GIVEN PROBLEM
Gather up the lines with the word "Nelson" in them.

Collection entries
##############################

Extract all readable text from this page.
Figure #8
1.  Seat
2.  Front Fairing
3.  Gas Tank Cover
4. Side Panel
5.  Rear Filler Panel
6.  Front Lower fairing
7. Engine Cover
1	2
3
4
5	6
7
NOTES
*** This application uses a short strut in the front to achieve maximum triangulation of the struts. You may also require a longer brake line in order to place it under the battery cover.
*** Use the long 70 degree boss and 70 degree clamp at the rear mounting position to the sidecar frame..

##############################

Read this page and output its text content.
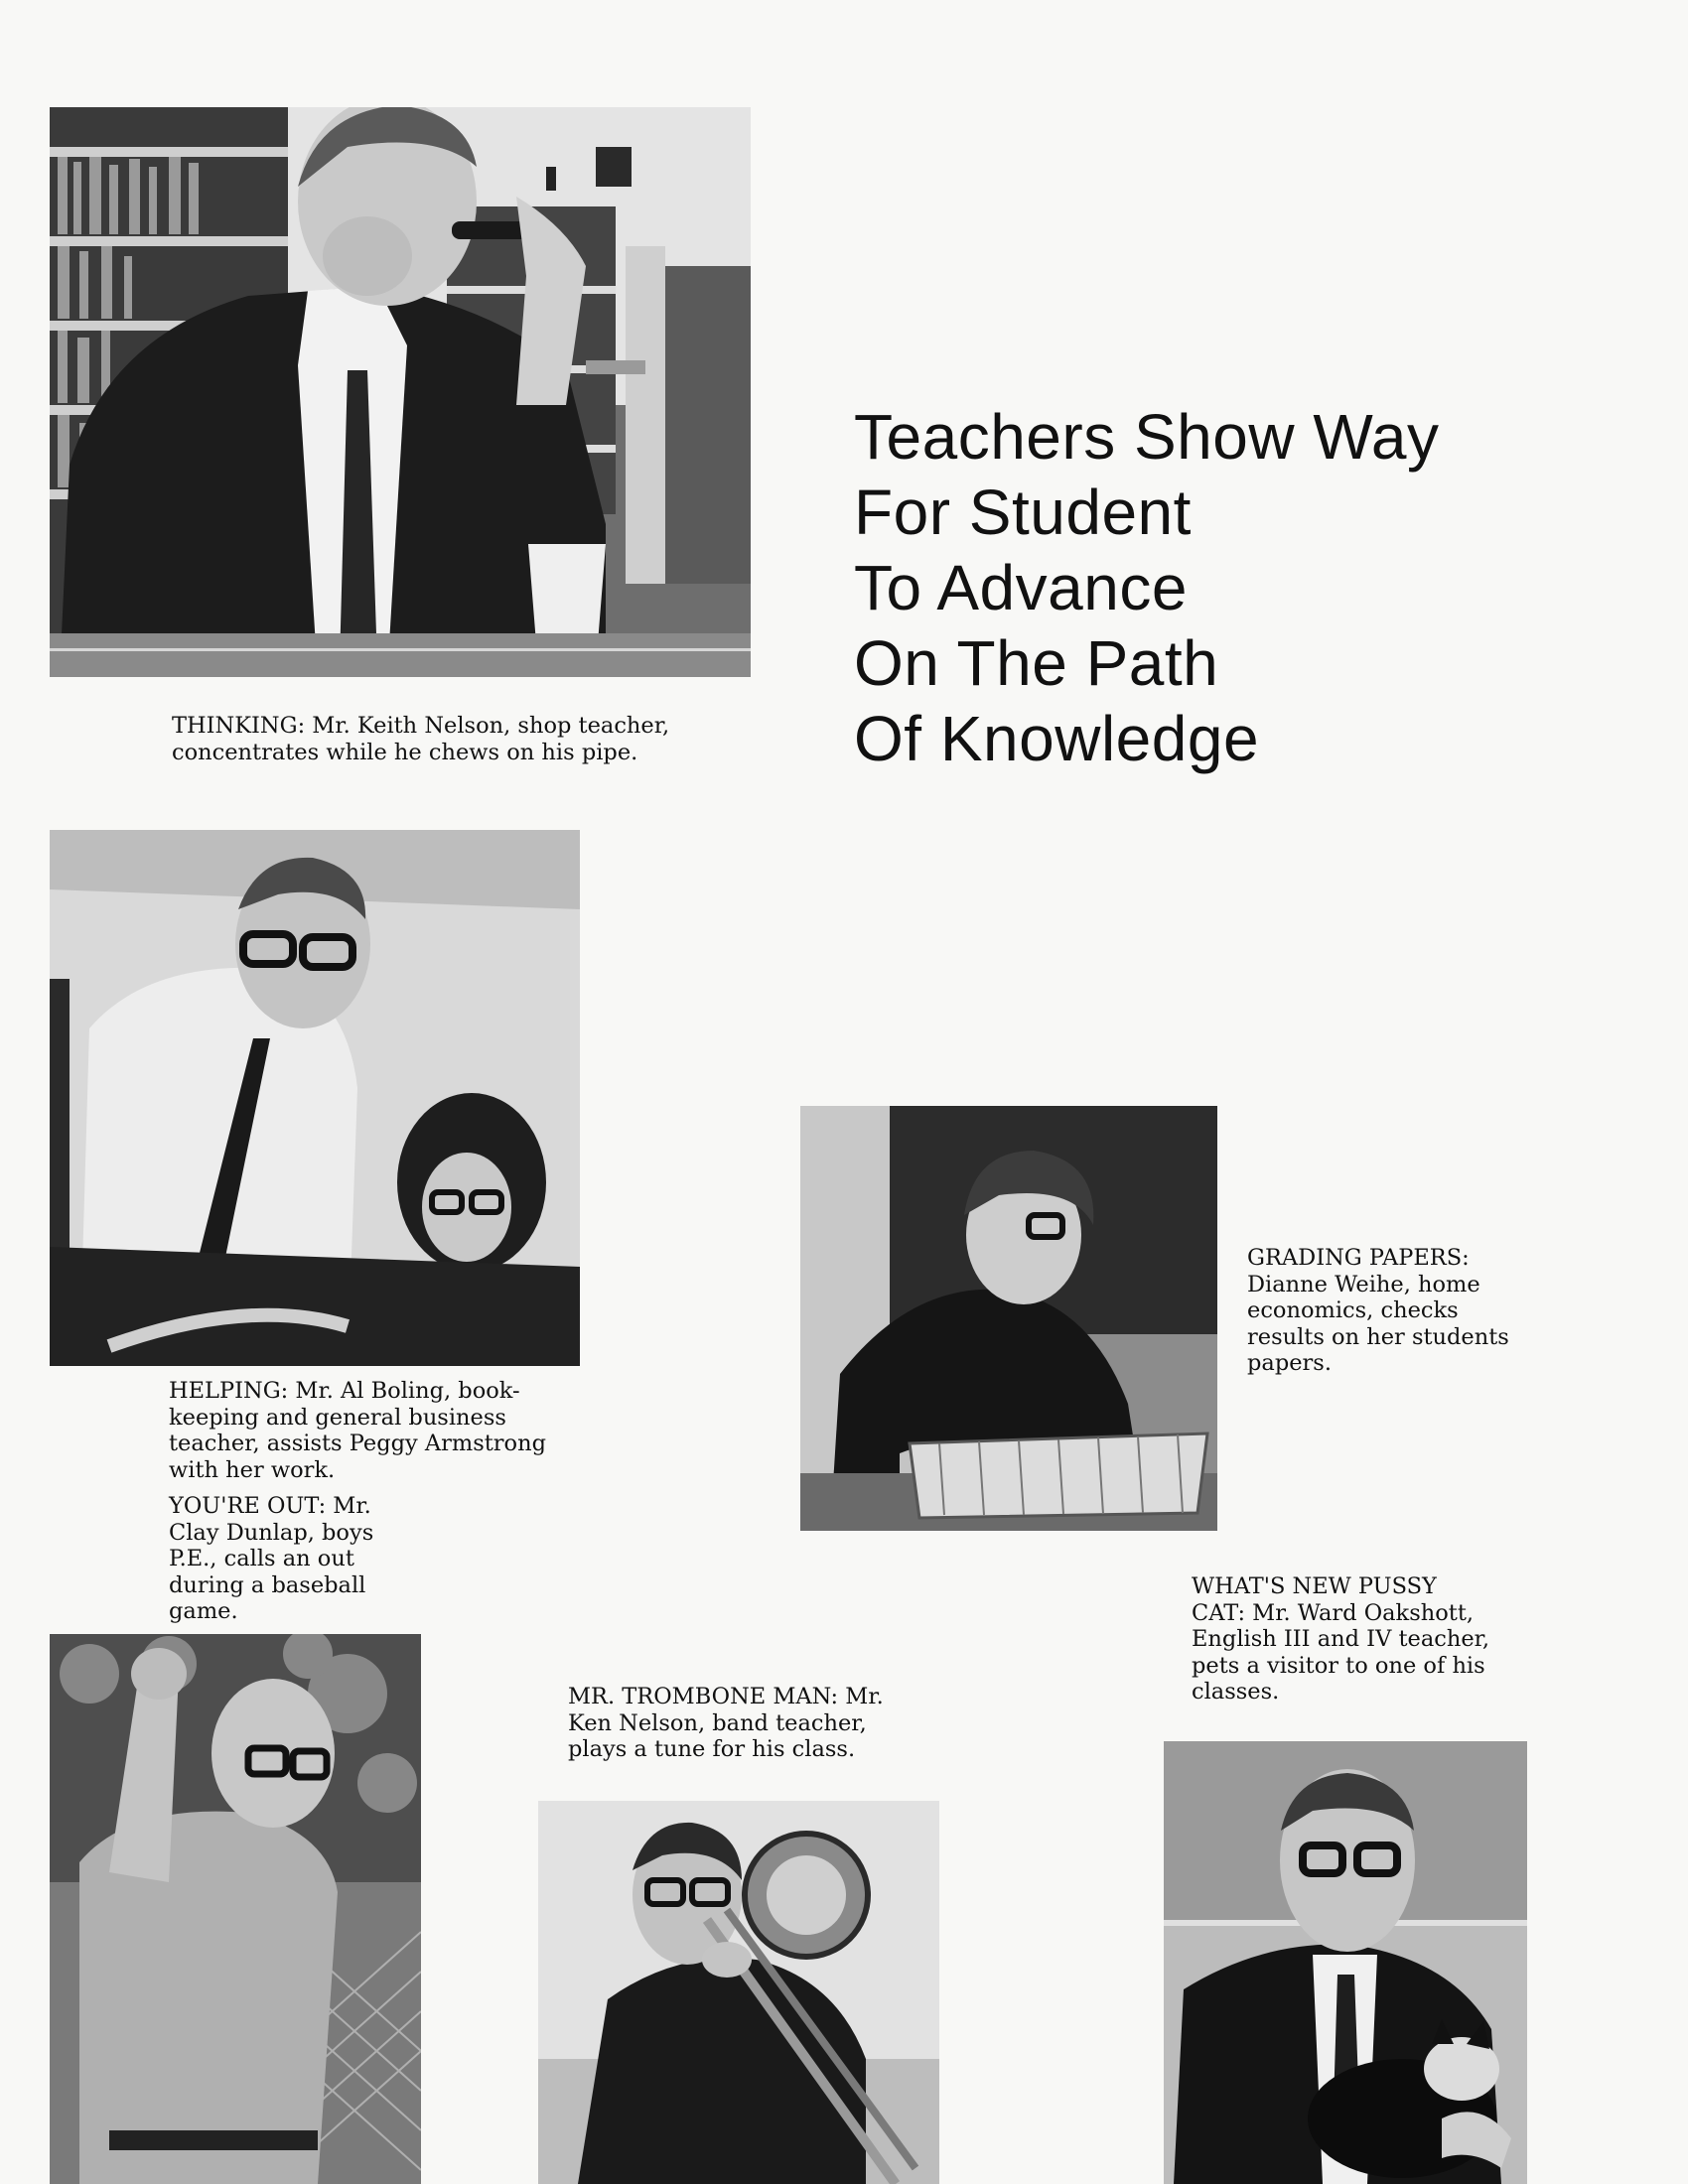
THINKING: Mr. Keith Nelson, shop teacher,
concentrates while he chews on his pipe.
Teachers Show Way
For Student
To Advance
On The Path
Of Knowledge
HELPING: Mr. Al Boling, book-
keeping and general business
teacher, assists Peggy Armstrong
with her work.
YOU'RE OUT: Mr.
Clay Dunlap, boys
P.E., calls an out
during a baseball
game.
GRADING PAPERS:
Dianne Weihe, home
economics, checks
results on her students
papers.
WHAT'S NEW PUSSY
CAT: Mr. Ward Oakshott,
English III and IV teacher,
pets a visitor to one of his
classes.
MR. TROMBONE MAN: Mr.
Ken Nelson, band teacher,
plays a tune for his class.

##############################

THE COMPLETED TASK
THINKING: Mr. Keith Nelson, shop teacher,
Ken Nelson, band teacher,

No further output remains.